_PROBLEM TO WORK ON_.
State how many lines hold the word "annotation", with no other words.

[Data listing]
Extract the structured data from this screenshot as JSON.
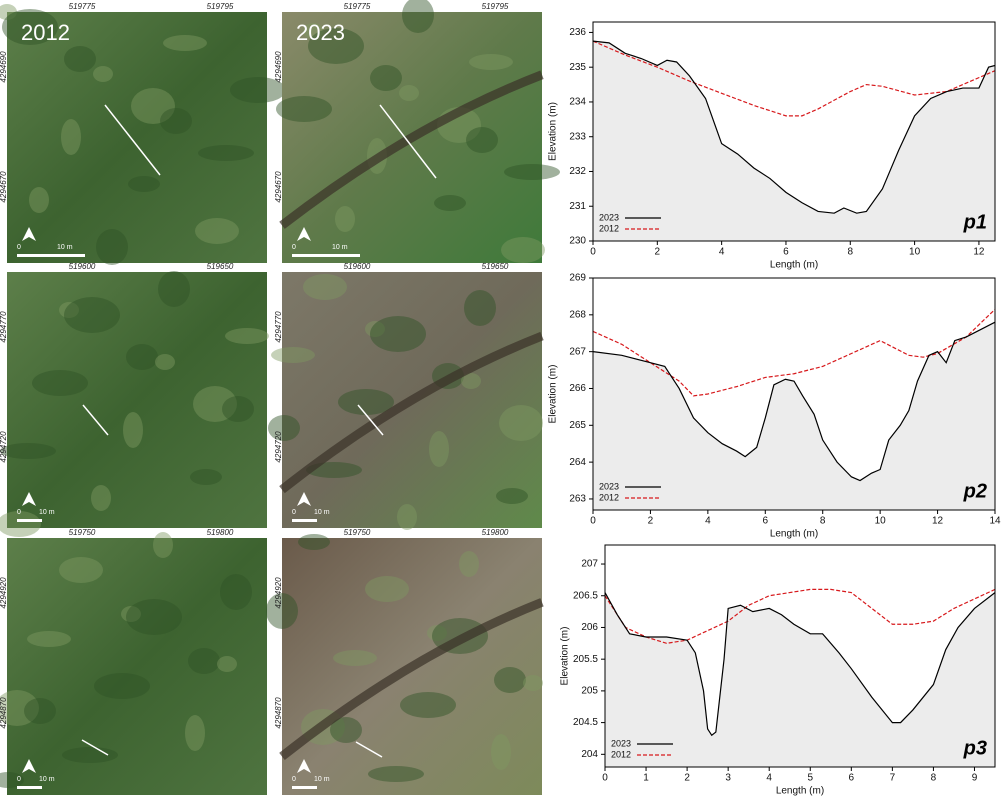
{
  "map_panels": [
    {
      "year": "2012",
      "easting": [
        "519775",
        "519795"
      ],
      "northing": [
        "4294690",
        "4294670"
      ],
      "scale": [
        "0",
        "10 m"
      ]
    },
    {
      "year": "2023",
      "easting": [
        "519775",
        "519795"
      ],
      "northing": [
        "4294690",
        "4294670"
      ],
      "scale": [
        "0",
        "10 m"
      ]
    },
    {
      "easting": [
        "519600",
        "519650"
      ],
      "northing": [
        "4294770",
        "4294720"
      ],
      "scale": [
        "0",
        "10 m"
      ]
    },
    {
      "easting": [
        "519600",
        "519650"
      ],
      "northing": [
        "4294770",
        "4294720"
      ],
      "scale": [
        "0",
        "10 m"
      ]
    },
    {
      "easting": [
        "519750",
        "519800"
      ],
      "northing": [
        "4294920",
        "4294870"
      ],
      "scale": [
        "0",
        "10 m"
      ]
    },
    {
      "easting": [
        "519750",
        "519800"
      ],
      "northing": [
        "4294920",
        "4294870"
      ],
      "scale": [
        "0",
        "10 m"
      ]
    }
  ],
  "chart_data": [
    {
      "type": "line",
      "annotation": "p1",
      "x_label": "Length (m)",
      "y_label": "Elevation (m)",
      "xlim": [
        0,
        12.5
      ],
      "xticks": [
        0,
        2,
        4,
        6,
        8,
        10,
        12
      ],
      "ylim": [
        230,
        236.3
      ],
      "yticks": [
        230,
        231,
        232,
        233,
        234,
        235,
        236
      ],
      "legend": "lower left",
      "fill_below": "#ececec",
      "series": [
        {
          "name": "2023",
          "color": "#000000",
          "dash": "solid",
          "x": [
            0,
            0.5,
            1,
            1.5,
            2,
            2.3,
            2.6,
            3,
            3.5,
            4,
            4.5,
            5,
            5.5,
            6,
            6.5,
            7,
            7.5,
            7.8,
            8.2,
            8.5,
            9,
            9.5,
            10,
            10.5,
            11,
            11.5,
            12,
            12.3,
            12.5
          ],
          "values": [
            235.75,
            235.7,
            235.4,
            235.25,
            235.05,
            235.2,
            235.15,
            234.75,
            234.1,
            232.8,
            232.5,
            232.1,
            231.8,
            231.4,
            231.1,
            230.85,
            230.8,
            230.95,
            230.8,
            230.85,
            231.5,
            232.6,
            233.6,
            234.1,
            234.3,
            234.4,
            234.4,
            235.0,
            235.05
          ]
        },
        {
          "name": "2012",
          "color": "#d7191c",
          "dash": "dashed",
          "x": [
            0,
            1,
            2,
            3,
            4,
            5,
            6,
            6.5,
            7,
            8,
            8.5,
            9,
            10,
            11,
            12,
            12.5
          ],
          "values": [
            235.75,
            235.35,
            235.0,
            234.6,
            234.25,
            233.9,
            233.6,
            233.6,
            233.8,
            234.3,
            234.5,
            234.45,
            234.2,
            234.3,
            234.7,
            234.9
          ]
        }
      ]
    },
    {
      "type": "line",
      "annotation": "p2",
      "x_label": "Length (m)",
      "y_label": "Elevation (m)",
      "xlim": [
        0,
        14
      ],
      "xticks": [
        0,
        2,
        4,
        6,
        8,
        10,
        12,
        14
      ],
      "ylim": [
        262.7,
        269
      ],
      "yticks": [
        263,
        264,
        265,
        266,
        267,
        268,
        269
      ],
      "legend": "lower left",
      "fill_below": "#ececec",
      "series": [
        {
          "name": "2023",
          "color": "#000000",
          "dash": "solid",
          "x": [
            0,
            1,
            2,
            2.5,
            3,
            3.5,
            4,
            4.5,
            5,
            5.3,
            5.7,
            6,
            6.3,
            6.7,
            7,
            7.3,
            7.7,
            8,
            8.5,
            9,
            9.3,
            9.7,
            10,
            10.3,
            10.7,
            11,
            11.3,
            11.7,
            12,
            12.3,
            12.6,
            13,
            13.5,
            14
          ],
          "values": [
            267.0,
            266.9,
            266.7,
            266.6,
            266.0,
            265.2,
            264.8,
            264.5,
            264.3,
            264.15,
            264.4,
            265.2,
            266.1,
            266.25,
            266.2,
            265.8,
            265.3,
            264.6,
            264.0,
            263.6,
            263.5,
            263.7,
            263.8,
            264.6,
            265.0,
            265.4,
            266.2,
            266.9,
            267.0,
            266.7,
            267.3,
            267.4,
            267.6,
            267.8
          ]
        },
        {
          "name": "2012",
          "color": "#d7191c",
          "dash": "dashed",
          "x": [
            0,
            1,
            2,
            3,
            3.5,
            4,
            5,
            6,
            7,
            8,
            9,
            10,
            11,
            11.5,
            12,
            13,
            14
          ],
          "values": [
            267.55,
            267.2,
            266.7,
            266.2,
            265.8,
            265.85,
            266.05,
            266.3,
            266.4,
            266.6,
            266.95,
            267.3,
            266.9,
            266.85,
            266.95,
            267.4,
            268.15
          ]
        }
      ]
    },
    {
      "type": "line",
      "annotation": "p3",
      "x_label": "Length (m)",
      "y_label": "Elevation (m)",
      "xlim": [
        0,
        9.5
      ],
      "xticks": [
        0,
        1,
        2,
        3,
        4,
        5,
        6,
        7,
        8,
        9
      ],
      "ylim": [
        203.8,
        207.3
      ],
      "yticks": [
        204,
        204.5,
        205,
        205.5,
        206,
        206.5,
        207
      ],
      "legend": "lower left",
      "fill_below": "#ececec",
      "series": [
        {
          "name": "2023",
          "color": "#000000",
          "dash": "solid",
          "x": [
            0,
            0.3,
            0.6,
            1,
            1.5,
            2,
            2.2,
            2.4,
            2.5,
            2.6,
            2.7,
            2.9,
            3.0,
            3.3,
            3.6,
            4,
            4.3,
            4.6,
            5,
            5.3,
            5.7,
            6,
            6.5,
            7,
            7.2,
            7.5,
            8,
            8.3,
            8.6,
            9,
            9.5
          ],
          "values": [
            206.55,
            206.2,
            205.9,
            205.85,
            205.85,
            205.8,
            205.6,
            205.0,
            204.4,
            204.3,
            204.35,
            205.5,
            206.3,
            206.35,
            206.25,
            206.3,
            206.2,
            206.05,
            205.9,
            205.9,
            205.6,
            205.35,
            204.9,
            204.5,
            204.5,
            204.7,
            205.1,
            205.65,
            206.0,
            206.3,
            206.55
          ]
        },
        {
          "name": "2012",
          "color": "#d7191c",
          "dash": "dashed",
          "x": [
            0,
            0.5,
            1,
            1.5,
            2,
            2.5,
            3,
            3.5,
            4,
            4.5,
            5,
            5.5,
            6,
            6.5,
            7,
            7.5,
            8,
            8.5,
            9,
            9.5
          ],
          "values": [
            206.5,
            206.0,
            205.85,
            205.75,
            205.8,
            205.95,
            206.1,
            206.35,
            206.5,
            206.55,
            206.6,
            206.6,
            206.55,
            206.3,
            206.05,
            206.05,
            206.1,
            206.3,
            206.45,
            206.6
          ]
        }
      ]
    }
  ]
}
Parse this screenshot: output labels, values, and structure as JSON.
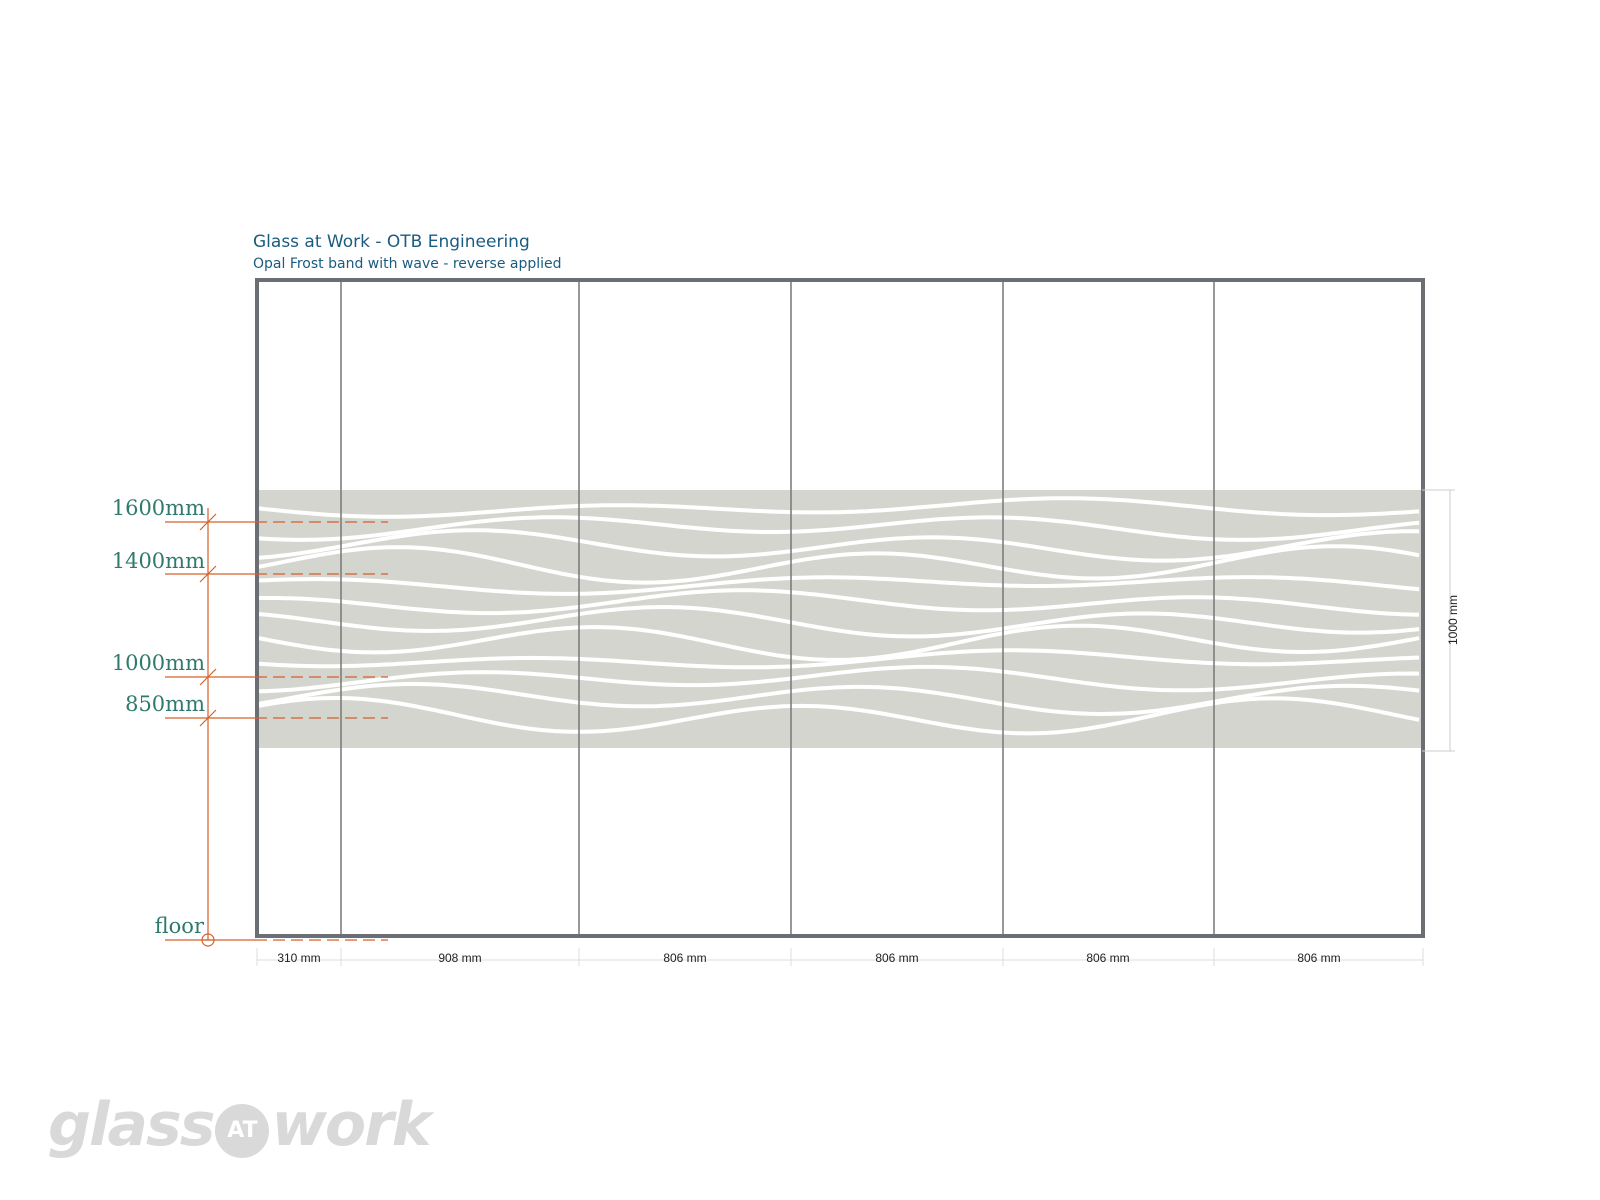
{
  "title": "Glass at Work - OTB Engineering",
  "subtitle": "Opal Frost band with wave - reverse applied",
  "height_markers": [
    {
      "label": "1600mm",
      "value_mm": 1600
    },
    {
      "label": "1400mm",
      "value_mm": 1400
    },
    {
      "label": "1000mm",
      "value_mm": 1000
    },
    {
      "label": "850mm",
      "value_mm": 850
    }
  ],
  "floor_label": "floor",
  "band_height_label": "1000 mm",
  "panel_widths": [
    "310 mm",
    "908 mm",
    "806 mm",
    "806 mm",
    "806 mm",
    "806 mm"
  ],
  "logo": {
    "part1": "glass",
    "part2": "AT",
    "part3": "work"
  },
  "colors": {
    "title": "#1a5c80",
    "marker_text": "#2f7a6c",
    "marker_lines": "#d4622a",
    "frame": "#6b6f73",
    "band": "#d5d5cf",
    "logo": "#d9d9d9"
  }
}
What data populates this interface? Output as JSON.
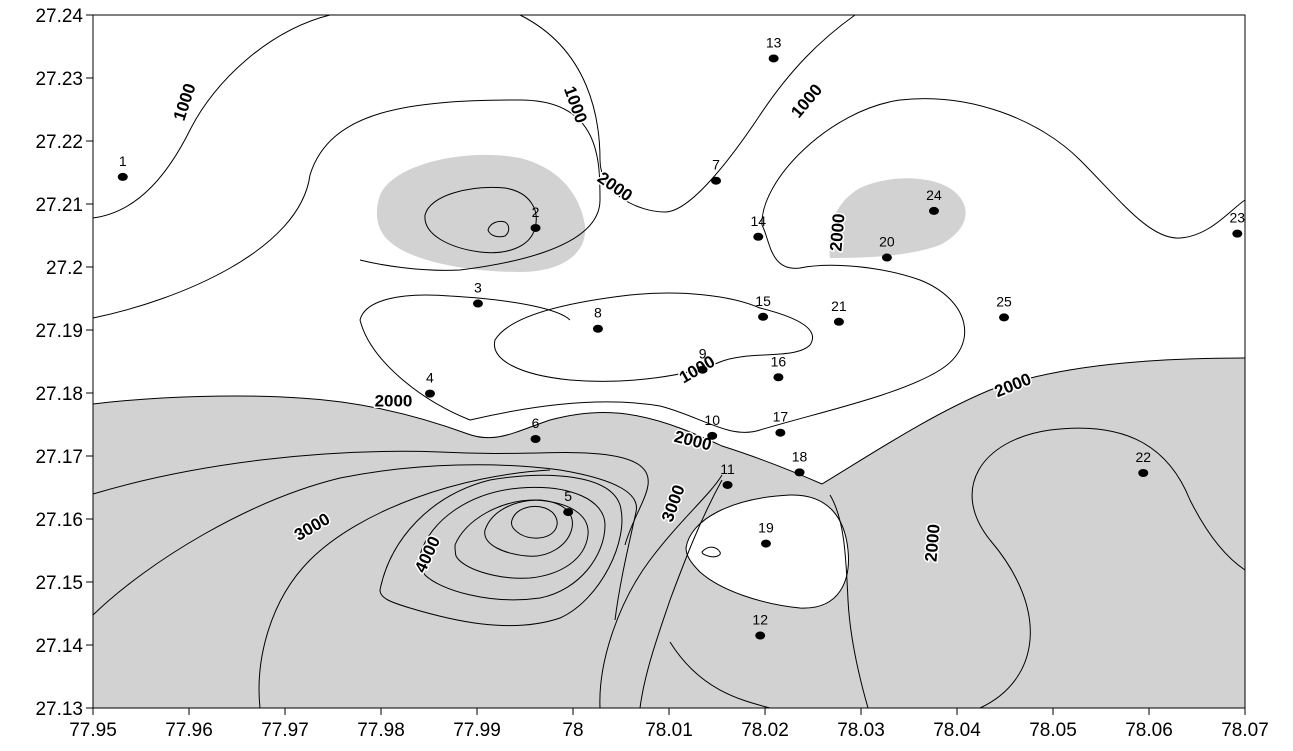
{
  "chart_data": {
    "type": "contour",
    "xlim": [
      77.95,
      78.07
    ],
    "ylim": [
      27.13,
      27.24
    ],
    "x_ticks": [
      "77.95",
      "77.96",
      "77.97",
      "77.98",
      "77.99",
      "78",
      "78.01",
      "78.02",
      "78.03",
      "78.04",
      "78.05",
      "78.06",
      "78.07"
    ],
    "y_ticks": [
      "27.13",
      "27.14",
      "27.15",
      "27.16",
      "27.17",
      "27.18",
      "27.19",
      "27.2",
      "27.21",
      "27.22",
      "27.23",
      "27.24"
    ],
    "shading": "regions above 2000 shaded light grey",
    "shade_color": "#d2d2d2",
    "contour_labels": [
      {
        "text": "1000",
        "x": 77.9595,
        "y": 27.2262,
        "angle": -72
      },
      {
        "text": "1000",
        "x": 78.0003,
        "y": 27.2258,
        "angle": 70
      },
      {
        "text": "1000",
        "x": 78.0243,
        "y": 27.2264,
        "angle": -50
      },
      {
        "text": "1000",
        "x": 78.0129,
        "y": 27.1838,
        "angle": -30
      },
      {
        "text": "2000",
        "x": 78.0044,
        "y": 27.2128,
        "angle": 35
      },
      {
        "text": "2000",
        "x": 78.0275,
        "y": 27.2055,
        "angle": -85
      },
      {
        "text": "2000",
        "x": 77.9813,
        "y": 27.1788,
        "angle": 0
      },
      {
        "text": "2000",
        "x": 78.0125,
        "y": 27.1725,
        "angle": 14
      },
      {
        "text": "2000",
        "x": 78.0458,
        "y": 27.1813,
        "angle": -22
      },
      {
        "text": "2000",
        "x": 78.0374,
        "y": 27.1562,
        "angle": -85
      },
      {
        "text": "3000",
        "x": 77.9728,
        "y": 27.1588,
        "angle": -30
      },
      {
        "text": "3000",
        "x": 78.0104,
        "y": 27.1625,
        "angle": -70
      },
      {
        "text": "4000",
        "x": 77.9848,
        "y": 27.1544,
        "angle": -65
      }
    ],
    "stations": [
      {
        "label": "1",
        "x": 77.9531,
        "y": 27.2143
      },
      {
        "label": "2",
        "x": 77.9961,
        "y": 27.2062
      },
      {
        "label": "3",
        "x": 77.9901,
        "y": 27.1942
      },
      {
        "label": "4",
        "x": 77.9851,
        "y": 27.1799
      },
      {
        "label": "5",
        "x": 77.9995,
        "y": 27.1611
      },
      {
        "label": "6",
        "x": 77.9961,
        "y": 27.1727
      },
      {
        "label": "7",
        "x": 78.0149,
        "y": 27.2137
      },
      {
        "label": "8",
        "x": 78.0026,
        "y": 27.1902
      },
      {
        "label": "9",
        "x": 78.0135,
        "y": 27.1837
      },
      {
        "label": "10",
        "x": 78.0145,
        "y": 27.1732
      },
      {
        "label": "11",
        "x": 78.0161,
        "y": 27.1654
      },
      {
        "label": "12",
        "x": 78.0195,
        "y": 27.1415
      },
      {
        "label": "13",
        "x": 78.0209,
        "y": 27.2331
      },
      {
        "label": "14",
        "x": 78.0193,
        "y": 27.2048
      },
      {
        "label": "15",
        "x": 78.0198,
        "y": 27.1921
      },
      {
        "label": "16",
        "x": 78.0214,
        "y": 27.1825
      },
      {
        "label": "17",
        "x": 78.0216,
        "y": 27.1737
      },
      {
        "label": "18",
        "x": 78.0236,
        "y": 27.1674
      },
      {
        "label": "19",
        "x": 78.0201,
        "y": 27.1561
      },
      {
        "label": "20",
        "x": 78.0327,
        "y": 27.2015
      },
      {
        "label": "21",
        "x": 78.0277,
        "y": 27.1913
      },
      {
        "label": "22",
        "x": 78.0594,
        "y": 27.1673
      },
      {
        "label": "23",
        "x": 78.0692,
        "y": 27.2053
      },
      {
        "label": "24",
        "x": 78.0376,
        "y": 27.2089
      },
      {
        "label": "25",
        "x": 78.0449,
        "y": 27.192
      }
    ]
  }
}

_CORRECT ANSWER_.
3